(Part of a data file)
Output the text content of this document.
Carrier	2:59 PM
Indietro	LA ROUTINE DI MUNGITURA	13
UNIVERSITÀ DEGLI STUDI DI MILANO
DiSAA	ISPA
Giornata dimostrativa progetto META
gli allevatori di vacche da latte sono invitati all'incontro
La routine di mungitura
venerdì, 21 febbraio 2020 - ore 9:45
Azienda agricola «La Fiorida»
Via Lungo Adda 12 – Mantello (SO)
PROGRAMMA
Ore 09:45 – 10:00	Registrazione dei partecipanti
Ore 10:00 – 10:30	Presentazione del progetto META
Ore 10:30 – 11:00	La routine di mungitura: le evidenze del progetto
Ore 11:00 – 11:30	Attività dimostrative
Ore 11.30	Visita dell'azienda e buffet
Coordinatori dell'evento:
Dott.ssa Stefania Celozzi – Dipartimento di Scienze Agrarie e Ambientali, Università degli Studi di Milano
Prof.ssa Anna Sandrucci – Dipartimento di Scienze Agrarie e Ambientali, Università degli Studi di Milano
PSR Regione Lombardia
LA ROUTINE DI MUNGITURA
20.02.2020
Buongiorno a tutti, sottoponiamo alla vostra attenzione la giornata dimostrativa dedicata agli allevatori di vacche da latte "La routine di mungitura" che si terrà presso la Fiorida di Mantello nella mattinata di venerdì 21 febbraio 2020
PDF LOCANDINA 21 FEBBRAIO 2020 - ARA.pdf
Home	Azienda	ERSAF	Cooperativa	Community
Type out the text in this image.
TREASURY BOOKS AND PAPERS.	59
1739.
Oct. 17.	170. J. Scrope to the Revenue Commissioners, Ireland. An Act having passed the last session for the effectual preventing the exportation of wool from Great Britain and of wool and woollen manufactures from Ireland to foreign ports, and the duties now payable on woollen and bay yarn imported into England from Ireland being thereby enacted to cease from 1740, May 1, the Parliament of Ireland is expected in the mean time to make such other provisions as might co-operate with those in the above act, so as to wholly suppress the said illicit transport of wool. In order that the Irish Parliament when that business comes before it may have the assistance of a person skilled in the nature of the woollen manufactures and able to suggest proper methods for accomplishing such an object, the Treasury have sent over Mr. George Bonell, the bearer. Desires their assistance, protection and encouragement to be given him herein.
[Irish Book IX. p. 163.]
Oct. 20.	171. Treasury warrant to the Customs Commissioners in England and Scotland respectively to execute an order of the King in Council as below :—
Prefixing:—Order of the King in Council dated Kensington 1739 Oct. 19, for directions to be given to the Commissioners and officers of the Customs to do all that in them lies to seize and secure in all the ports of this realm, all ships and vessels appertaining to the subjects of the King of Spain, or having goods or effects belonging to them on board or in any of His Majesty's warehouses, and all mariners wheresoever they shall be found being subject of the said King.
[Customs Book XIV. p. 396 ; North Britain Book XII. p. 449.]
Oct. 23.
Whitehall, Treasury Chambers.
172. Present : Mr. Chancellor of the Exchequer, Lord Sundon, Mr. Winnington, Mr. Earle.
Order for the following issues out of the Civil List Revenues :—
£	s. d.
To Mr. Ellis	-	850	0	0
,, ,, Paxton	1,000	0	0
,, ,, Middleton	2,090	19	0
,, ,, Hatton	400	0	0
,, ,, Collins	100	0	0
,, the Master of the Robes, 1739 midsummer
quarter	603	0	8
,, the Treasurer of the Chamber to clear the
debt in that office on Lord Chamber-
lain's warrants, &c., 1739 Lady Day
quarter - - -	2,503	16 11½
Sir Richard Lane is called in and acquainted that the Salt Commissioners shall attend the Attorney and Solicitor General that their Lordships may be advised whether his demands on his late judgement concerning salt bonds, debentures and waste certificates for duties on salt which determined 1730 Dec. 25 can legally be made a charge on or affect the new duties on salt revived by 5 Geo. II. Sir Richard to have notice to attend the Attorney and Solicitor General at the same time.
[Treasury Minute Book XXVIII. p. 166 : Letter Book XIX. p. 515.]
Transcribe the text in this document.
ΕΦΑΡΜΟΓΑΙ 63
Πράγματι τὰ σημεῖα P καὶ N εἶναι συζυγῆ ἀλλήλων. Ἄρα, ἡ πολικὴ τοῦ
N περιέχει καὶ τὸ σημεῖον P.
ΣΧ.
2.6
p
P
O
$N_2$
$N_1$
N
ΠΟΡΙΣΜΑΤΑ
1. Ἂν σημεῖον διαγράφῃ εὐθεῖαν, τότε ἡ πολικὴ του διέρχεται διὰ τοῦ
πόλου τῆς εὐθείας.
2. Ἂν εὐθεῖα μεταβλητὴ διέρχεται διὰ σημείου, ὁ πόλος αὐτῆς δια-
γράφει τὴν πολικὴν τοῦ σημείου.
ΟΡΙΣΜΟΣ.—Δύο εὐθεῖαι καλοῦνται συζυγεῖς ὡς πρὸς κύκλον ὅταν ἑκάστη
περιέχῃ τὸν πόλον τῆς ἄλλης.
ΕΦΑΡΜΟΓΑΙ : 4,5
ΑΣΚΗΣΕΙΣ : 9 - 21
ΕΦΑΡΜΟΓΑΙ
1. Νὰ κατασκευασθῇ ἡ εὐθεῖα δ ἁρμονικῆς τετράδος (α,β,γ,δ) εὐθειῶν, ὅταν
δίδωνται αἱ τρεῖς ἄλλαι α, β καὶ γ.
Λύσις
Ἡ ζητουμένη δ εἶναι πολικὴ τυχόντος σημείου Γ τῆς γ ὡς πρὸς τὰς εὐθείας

## Goal
Gather all lines from the listing above in which "Scienze" occurs.

## Solution
Dott.ssa Stefania Celozzi – Dipartimento di Scienze Agrarie e Ambientali, Università degli Studi di Milano
Prof.ssa Anna Sandrucci – Dipartimento di Scienze Agrarie e Ambientali, Università degli Studi di Milano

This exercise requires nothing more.